— The task —
All of the data needs to be repeated exactly.

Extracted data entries

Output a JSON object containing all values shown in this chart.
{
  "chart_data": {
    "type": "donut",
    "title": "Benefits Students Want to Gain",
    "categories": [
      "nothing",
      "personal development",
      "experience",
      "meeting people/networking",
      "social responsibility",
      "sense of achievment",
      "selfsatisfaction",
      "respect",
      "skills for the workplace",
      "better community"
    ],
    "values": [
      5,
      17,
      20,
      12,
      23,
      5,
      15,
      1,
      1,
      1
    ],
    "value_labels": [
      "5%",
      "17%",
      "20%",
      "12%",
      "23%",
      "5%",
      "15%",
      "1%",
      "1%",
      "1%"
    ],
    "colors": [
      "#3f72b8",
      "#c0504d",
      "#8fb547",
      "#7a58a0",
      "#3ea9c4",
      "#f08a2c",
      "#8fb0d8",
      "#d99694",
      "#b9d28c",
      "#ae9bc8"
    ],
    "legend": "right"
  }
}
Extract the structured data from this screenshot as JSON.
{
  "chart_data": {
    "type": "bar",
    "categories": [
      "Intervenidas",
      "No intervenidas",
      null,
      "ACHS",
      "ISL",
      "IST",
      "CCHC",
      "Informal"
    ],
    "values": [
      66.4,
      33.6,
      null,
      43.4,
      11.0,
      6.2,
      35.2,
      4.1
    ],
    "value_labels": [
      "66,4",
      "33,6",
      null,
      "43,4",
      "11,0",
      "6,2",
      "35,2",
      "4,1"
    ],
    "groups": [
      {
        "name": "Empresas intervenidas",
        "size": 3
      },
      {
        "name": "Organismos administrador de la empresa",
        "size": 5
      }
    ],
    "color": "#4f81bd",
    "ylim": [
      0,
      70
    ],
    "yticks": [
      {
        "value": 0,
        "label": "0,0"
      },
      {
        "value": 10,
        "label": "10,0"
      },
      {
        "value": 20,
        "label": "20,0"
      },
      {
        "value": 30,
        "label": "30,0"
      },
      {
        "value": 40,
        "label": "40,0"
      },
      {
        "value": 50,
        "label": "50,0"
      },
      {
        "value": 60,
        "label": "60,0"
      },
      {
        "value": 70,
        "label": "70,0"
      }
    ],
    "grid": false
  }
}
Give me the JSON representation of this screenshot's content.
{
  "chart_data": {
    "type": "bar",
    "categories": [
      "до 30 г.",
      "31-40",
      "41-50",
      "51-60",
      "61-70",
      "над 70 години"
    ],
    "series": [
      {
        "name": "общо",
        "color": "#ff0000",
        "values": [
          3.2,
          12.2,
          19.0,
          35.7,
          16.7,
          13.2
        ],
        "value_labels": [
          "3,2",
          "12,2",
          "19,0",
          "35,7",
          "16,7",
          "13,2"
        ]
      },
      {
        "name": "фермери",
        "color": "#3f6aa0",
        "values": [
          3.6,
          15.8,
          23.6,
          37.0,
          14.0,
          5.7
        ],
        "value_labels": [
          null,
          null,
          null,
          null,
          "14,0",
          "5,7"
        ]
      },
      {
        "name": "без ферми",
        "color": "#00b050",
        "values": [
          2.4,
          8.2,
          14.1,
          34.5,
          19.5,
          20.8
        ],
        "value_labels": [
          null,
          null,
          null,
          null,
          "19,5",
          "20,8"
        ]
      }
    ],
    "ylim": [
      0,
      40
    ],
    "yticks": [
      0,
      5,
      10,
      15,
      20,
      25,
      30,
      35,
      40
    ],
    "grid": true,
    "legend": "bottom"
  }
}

— Response —
Output a JSON object containing all values shown in this chart.
{
  "chart_data": {
    "type": "donut",
    "title": "Benefits Students Want to Gain",
    "categories": [
      "nothing",
      "personal development",
      "experience",
      "meeting people/networking",
      "social responsibility",
      "sense of achievment",
      "selfsatisfaction",
      "respect",
      "skills for the workplace",
      "better community"
    ],
    "values": [
      5,
      17,
      20,
      12,
      23,
      5,
      15,
      1,
      1,
      1
    ],
    "value_labels": [
      "5%",
      "17%",
      "20%",
      "12%",
      "23%",
      "5%",
      "15%",
      "1%",
      "1%",
      "1%"
    ],
    "colors": [
      "#3f72b8",
      "#c0504d",
      "#8fb547",
      "#7a58a0",
      "#3ea9c4",
      "#f08a2c",
      "#8fb0d8",
      "#d99694",
      "#b9d28c",
      "#ae9bc8"
    ],
    "legend": "right"
  }
}
Extract the structured data from this screenshot as JSON.
{
  "chart_data": {
    "type": "bar",
    "categories": [
      "Intervenidas",
      "No intervenidas",
      null,
      "ACHS",
      "ISL",
      "IST",
      "CCHC",
      "Informal"
    ],
    "values": [
      66.4,
      33.6,
      null,
      43.4,
      11.0,
      6.2,
      35.2,
      4.1
    ],
    "value_labels": [
      "66,4",
      "33,6",
      null,
      "43,4",
      "11,0",
      "6,2",
      "35,2",
      "4,1"
    ],
    "groups": [
      {
        "name": "Empresas intervenidas",
        "size": 3
      },
      {
        "name": "Organismos administrador de la empresa",
        "size": 5
      }
    ],
    "color": "#4f81bd",
    "ylim": [
      0,
      70
    ],
    "yticks": [
      {
        "value": 0,
        "label": "0,0"
      },
      {
        "value": 10,
        "label": "10,0"
      },
      {
        "value": 20,
        "label": "20,0"
      },
      {
        "value": 30,
        "label": "30,0"
      },
      {
        "value": 40,
        "label": "40,0"
      },
      {
        "value": 50,
        "label": "50,0"
      },
      {
        "value": 60,
        "label": "60,0"
      },
      {
        "value": 70,
        "label": "70,0"
      }
    ],
    "grid": false
  }
}
Give me the JSON representation of this screenshot's content.
{
  "chart_data": {
    "type": "bar",
    "categories": [
      "до 30 г.",
      "31-40",
      "41-50",
      "51-60",
      "61-70",
      "над 70 години"
    ],
    "series": [
      {
        "name": "общо",
        "color": "#ff0000",
        "values": [
          3.2,
          12.2,
          19.0,
          35.7,
          16.7,
          13.2
        ],
        "value_labels": [
          "3,2",
          "12,2",
          "19,0",
          "35,7",
          "16,7",
          "13,2"
        ]
      },
      {
        "name": "фермери",
        "color": "#3f6aa0",
        "values": [
          3.6,
          15.8,
          23.6,
          37.0,
          14.0,
          5.7
        ],
        "value_labels": [
          null,
          null,
          null,
          null,
          "14,0",
          "5,7"
        ]
      },
      {
        "name": "без ферми",
        "color": "#00b050",
        "values": [
          2.4,
          8.2,
          14.1,
          34.5,
          19.5,
          20.8
        ],
        "value_labels": [
          null,
          null,
          null,
          null,
          "19,5",
          "20,8"
        ]
      }
    ],
    "ylim": [
      0,
      40
    ],
    "yticks": [
      0,
      5,
      10,
      15,
      20,
      25,
      30,
      35,
      40
    ],
    "grid": true,
    "legend": "bottom"
  }
}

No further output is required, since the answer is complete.